▶ **EXERCISE DETAILS**:
Reproduce, word for word, every line starting at the line that contains "Give me the" and ending with the final line of the entries.

(Rows from a dataset)
*-*-*

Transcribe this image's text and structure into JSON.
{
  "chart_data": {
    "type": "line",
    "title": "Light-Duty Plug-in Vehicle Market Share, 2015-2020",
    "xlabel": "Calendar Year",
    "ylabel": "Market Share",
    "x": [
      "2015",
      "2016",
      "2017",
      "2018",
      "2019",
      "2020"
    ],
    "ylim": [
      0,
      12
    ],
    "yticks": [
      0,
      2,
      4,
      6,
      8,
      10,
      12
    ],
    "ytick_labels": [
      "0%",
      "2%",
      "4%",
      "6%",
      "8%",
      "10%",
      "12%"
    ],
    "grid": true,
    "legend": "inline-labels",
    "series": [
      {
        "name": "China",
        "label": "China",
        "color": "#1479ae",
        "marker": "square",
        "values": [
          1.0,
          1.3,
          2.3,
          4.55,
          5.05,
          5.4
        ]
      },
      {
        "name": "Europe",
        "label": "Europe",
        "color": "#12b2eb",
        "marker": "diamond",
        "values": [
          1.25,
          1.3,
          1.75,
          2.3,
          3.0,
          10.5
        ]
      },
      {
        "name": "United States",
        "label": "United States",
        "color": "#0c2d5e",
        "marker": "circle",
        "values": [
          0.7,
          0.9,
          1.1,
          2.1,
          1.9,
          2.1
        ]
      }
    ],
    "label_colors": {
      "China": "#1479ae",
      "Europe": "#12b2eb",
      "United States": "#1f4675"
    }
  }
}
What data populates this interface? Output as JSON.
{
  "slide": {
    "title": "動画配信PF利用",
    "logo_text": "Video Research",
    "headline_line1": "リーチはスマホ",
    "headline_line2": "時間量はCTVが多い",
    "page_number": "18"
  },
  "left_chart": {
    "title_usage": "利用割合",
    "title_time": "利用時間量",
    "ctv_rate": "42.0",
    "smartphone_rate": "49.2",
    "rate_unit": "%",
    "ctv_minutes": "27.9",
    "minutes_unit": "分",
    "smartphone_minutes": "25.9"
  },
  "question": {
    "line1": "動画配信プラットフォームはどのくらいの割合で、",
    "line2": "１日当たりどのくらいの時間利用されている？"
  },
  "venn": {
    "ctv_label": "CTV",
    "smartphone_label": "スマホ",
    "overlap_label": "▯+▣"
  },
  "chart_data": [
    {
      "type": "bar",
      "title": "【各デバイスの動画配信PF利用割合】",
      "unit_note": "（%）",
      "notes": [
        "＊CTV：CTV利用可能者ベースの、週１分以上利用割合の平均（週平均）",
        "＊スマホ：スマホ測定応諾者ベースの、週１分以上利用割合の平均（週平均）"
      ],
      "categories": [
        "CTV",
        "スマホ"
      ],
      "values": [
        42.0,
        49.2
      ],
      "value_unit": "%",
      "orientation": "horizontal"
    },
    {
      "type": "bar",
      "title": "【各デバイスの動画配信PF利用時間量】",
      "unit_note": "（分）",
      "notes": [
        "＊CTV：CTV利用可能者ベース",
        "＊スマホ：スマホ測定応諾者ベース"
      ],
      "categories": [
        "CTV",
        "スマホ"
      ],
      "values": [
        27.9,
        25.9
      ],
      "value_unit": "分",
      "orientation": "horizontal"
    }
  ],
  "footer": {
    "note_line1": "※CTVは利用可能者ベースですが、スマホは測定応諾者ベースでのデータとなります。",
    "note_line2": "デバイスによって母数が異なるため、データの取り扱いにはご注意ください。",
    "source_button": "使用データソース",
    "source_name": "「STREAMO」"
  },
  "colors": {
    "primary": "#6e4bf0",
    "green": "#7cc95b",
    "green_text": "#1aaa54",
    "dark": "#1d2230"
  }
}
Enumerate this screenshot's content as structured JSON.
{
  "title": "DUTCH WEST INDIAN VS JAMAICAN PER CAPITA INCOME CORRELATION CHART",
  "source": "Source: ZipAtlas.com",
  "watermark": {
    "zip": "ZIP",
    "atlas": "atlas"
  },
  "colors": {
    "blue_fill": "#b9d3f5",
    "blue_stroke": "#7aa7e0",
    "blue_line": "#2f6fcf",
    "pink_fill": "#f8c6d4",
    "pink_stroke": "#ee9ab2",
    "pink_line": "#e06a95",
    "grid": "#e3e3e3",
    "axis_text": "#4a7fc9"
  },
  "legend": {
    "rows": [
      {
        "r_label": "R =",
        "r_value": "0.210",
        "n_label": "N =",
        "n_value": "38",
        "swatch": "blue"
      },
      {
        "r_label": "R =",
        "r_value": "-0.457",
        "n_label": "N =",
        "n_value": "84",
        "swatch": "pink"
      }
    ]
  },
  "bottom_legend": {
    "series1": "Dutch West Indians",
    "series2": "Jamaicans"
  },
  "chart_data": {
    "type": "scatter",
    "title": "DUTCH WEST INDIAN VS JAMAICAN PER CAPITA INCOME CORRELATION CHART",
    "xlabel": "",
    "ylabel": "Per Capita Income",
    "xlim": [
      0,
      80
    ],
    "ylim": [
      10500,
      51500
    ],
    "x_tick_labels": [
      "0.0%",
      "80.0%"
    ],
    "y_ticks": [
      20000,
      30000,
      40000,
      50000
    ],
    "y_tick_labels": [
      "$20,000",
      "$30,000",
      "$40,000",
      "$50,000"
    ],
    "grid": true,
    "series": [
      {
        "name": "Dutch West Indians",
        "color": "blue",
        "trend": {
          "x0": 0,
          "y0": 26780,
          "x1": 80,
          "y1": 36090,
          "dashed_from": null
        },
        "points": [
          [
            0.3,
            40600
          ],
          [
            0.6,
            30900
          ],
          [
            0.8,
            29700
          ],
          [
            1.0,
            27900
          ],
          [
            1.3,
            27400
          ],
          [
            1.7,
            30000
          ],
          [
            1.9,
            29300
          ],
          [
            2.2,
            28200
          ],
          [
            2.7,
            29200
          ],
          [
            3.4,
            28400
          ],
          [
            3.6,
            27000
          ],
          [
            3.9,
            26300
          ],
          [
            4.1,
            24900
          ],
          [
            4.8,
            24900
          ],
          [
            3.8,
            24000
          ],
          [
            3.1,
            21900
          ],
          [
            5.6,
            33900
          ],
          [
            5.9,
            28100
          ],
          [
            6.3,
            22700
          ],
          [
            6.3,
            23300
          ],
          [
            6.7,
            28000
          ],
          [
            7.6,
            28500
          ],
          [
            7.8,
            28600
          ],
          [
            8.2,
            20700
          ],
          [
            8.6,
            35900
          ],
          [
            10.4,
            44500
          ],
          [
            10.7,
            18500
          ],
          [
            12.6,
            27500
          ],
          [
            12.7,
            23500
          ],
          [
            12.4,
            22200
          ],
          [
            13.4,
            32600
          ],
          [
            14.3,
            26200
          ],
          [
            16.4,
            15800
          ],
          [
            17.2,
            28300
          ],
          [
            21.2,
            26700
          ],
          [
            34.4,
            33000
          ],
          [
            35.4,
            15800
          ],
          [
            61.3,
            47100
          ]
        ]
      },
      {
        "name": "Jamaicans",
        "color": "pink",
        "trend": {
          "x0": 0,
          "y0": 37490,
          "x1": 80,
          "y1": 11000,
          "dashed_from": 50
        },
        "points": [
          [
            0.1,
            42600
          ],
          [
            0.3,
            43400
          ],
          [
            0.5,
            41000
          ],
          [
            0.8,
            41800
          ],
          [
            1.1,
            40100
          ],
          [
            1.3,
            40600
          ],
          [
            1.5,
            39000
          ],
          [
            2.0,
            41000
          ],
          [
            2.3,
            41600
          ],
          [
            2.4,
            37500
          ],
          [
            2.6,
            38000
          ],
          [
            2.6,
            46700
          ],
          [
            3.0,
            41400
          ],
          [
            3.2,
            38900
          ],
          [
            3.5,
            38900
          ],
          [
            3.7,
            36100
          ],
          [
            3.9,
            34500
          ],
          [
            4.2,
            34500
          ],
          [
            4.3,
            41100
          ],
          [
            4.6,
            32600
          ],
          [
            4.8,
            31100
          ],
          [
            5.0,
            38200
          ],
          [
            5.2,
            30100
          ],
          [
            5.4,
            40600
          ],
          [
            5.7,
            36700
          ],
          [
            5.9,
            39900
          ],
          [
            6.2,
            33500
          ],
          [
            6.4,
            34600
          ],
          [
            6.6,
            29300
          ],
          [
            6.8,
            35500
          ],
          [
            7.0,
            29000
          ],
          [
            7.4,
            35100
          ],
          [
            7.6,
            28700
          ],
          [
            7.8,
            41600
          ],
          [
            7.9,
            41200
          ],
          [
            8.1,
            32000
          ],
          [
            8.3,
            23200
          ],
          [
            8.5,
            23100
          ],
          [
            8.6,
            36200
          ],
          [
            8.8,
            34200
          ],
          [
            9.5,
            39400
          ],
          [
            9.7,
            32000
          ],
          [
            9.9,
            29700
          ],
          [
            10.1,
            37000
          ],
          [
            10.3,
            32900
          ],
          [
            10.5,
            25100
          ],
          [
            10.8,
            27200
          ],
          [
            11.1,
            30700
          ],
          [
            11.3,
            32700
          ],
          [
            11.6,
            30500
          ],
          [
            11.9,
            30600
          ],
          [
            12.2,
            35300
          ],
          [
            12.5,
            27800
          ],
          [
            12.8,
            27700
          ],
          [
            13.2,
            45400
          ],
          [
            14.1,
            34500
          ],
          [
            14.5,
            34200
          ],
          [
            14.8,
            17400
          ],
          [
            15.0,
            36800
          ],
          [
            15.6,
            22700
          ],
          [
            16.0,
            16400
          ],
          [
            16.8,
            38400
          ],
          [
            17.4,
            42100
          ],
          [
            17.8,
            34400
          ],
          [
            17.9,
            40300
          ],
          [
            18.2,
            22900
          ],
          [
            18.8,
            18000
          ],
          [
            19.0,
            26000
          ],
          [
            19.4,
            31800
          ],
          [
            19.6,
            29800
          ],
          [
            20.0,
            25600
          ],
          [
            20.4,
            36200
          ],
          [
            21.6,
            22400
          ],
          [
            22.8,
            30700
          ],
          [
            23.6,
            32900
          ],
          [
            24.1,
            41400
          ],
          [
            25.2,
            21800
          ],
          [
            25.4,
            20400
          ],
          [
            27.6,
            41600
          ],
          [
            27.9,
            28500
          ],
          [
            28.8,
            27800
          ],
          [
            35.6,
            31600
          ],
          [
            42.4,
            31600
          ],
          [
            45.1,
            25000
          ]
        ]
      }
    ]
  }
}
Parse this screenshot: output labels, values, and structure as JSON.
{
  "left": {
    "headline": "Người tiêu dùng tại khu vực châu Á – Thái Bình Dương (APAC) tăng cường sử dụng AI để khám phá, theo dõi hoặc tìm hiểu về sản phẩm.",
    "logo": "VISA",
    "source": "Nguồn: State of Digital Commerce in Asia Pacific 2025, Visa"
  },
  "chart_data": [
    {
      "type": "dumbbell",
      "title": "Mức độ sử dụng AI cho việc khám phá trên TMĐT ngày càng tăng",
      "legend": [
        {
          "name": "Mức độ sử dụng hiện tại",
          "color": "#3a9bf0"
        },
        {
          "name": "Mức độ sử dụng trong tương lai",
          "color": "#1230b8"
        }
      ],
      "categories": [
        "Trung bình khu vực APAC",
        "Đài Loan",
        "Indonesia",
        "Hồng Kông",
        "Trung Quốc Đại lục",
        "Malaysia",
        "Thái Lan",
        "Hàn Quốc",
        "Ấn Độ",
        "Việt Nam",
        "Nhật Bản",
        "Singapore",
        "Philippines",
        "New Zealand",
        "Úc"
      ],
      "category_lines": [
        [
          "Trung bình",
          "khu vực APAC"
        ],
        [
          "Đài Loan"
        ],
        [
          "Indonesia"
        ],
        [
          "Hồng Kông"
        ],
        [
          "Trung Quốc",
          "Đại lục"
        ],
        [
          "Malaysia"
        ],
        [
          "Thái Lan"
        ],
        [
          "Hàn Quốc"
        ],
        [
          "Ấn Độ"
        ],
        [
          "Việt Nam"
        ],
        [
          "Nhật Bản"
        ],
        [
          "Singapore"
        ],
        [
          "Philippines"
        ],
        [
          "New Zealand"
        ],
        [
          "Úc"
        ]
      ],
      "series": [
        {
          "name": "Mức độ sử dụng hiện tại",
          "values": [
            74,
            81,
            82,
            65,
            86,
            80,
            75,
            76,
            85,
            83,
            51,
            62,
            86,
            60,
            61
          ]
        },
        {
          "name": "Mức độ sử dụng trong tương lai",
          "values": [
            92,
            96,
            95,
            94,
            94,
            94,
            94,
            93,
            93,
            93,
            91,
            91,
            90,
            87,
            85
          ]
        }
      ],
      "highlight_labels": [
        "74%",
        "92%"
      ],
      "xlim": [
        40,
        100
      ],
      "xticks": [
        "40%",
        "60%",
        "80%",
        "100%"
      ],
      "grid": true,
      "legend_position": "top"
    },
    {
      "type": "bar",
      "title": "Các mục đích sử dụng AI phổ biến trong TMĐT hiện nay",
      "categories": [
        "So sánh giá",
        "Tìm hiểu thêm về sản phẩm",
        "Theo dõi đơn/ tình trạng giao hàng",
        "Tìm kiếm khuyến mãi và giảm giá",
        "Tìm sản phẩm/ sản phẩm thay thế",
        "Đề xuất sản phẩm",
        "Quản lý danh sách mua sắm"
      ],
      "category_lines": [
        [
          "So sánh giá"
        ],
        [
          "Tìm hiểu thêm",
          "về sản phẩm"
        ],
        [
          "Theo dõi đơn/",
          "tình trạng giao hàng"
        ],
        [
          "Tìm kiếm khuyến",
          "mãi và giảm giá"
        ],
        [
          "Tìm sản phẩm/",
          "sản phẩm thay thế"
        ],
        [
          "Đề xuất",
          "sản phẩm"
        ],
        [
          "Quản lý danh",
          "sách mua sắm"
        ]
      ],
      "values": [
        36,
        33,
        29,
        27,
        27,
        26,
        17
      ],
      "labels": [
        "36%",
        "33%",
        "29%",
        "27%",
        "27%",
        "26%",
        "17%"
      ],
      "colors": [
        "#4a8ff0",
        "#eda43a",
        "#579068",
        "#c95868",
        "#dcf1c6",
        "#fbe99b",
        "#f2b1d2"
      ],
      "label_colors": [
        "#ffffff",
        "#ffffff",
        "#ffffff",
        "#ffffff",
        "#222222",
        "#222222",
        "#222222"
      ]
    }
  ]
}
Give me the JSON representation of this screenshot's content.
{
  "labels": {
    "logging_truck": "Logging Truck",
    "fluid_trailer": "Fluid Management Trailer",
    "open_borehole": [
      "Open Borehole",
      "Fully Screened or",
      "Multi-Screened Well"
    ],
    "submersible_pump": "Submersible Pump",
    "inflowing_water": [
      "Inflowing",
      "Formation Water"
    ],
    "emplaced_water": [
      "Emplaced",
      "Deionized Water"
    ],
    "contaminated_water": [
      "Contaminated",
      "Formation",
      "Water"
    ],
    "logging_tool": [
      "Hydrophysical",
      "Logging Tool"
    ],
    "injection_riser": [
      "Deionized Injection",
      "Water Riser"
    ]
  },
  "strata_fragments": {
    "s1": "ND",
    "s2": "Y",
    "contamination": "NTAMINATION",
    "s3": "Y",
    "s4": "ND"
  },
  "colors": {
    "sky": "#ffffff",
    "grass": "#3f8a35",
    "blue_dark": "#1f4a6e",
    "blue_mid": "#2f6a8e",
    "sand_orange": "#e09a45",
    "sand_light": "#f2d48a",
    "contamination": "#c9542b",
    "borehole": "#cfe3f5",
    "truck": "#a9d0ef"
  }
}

*-*-*

▶ **RESULT OF THE TASK**:
Give me the JSON representation of this screenshot's content.
{
  "labels": {
    "logging_truck": "Logging Truck",
    "fluid_trailer": "Fluid Management Trailer",
    "open_borehole": [
      "Open Borehole",
      "Fully Screened or",
      "Multi-Screened Well"
    ],
    "submersible_pump": "Submersible Pump",
    "inflowing_water": [
      "Inflowing",
      "Formation Water"
    ],
    "emplaced_water": [
      "Emplaced",
      "Deionized Water"
    ],
    "contaminated_water": [
      "Contaminated",
      "Formation",
      "Water"
    ],
    "logging_tool": [
      "Hydrophysical",
      "Logging Tool"
    ],
    "injection_riser": [
      "Deionized Injection",
      "Water Riser"
    ]
  },
  "strata_fragments": {
    "s1": "ND",
    "s2": "Y",
    "contamination": "NTAMINATION",
    "s3": "Y",
    "s4": "ND"
  },
  "colors": {
    "sky": "#ffffff",
    "grass": "#3f8a35",
    "blue_dark": "#1f4a6e",
    "blue_mid": "#2f6a8e",
    "sand_orange": "#e09a45",
    "sand_light": "#f2d48a",
    "contamination": "#c9542b",
    "borehole": "#cfe3f5",
    "truck": "#a9d0ef"
  }
}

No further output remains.